**DOCUMENT PASSAGE**
┌────────

\( \newcommand{\CC}{\mathbb{C}} \newcommand{\NN}{\mathbb{N}} \newcommand{\RR}{\mathbb{R}} \newcommand{\TT}{\mathbb{T}} \newcommand{\ZZ}{\mathbb{Z}} \newcommand{\H}{\mathcal{H}} \newcommand{\e}{\epsilon} \newcommand{\x}{\mathbf{x}} \newcommand{\y}{\mathbf{y}} \)

\( \newcommand{\d}{\partial} \)

Lagrangian and Hamiltonian Mechanics

Lagrangians

Lagrangian mechanics improves on the formulation of Newtonian mechanics because it

avoids the necessity of consideration of all the forces in a system, which can be very complicated (e.g. double pendulum) and
expresses everything in terms of generalized coordinates, which consist of spatial coordinates \(q_i\) and their time derivatives \(\dot{q}_i\). Generalized coordinates can be chosen to reflect the properties of the system under consideration. For example for a simple pendulum use \((\theta,\dot{\theta})\) and for a double pendulum use \((\theta,\phi, \dot{\theta},\dot{\phi})\).

└────────

**MATERIAL**

┌────────

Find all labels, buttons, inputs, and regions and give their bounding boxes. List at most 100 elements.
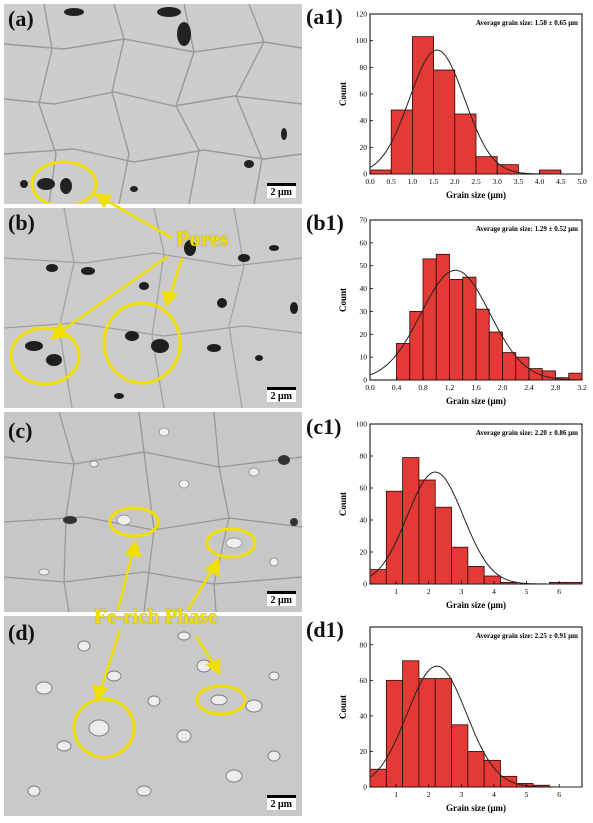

└────────

**DIRECTIONS**
Answer these questions from the passage on Lagrangian mechanics:
(a) What system does it name as one where considering all the forces can be very complicated?
(b) What do generalized coordinates consist of?
(c) Which generalized coordinates does it suggest for a simple pendulum?

**EXPECTED ANSWER**
(a) The double pendulum.
(b) Spatial coordinates q_i and their time derivatives q̇_i.
(c) (θ, θ̇).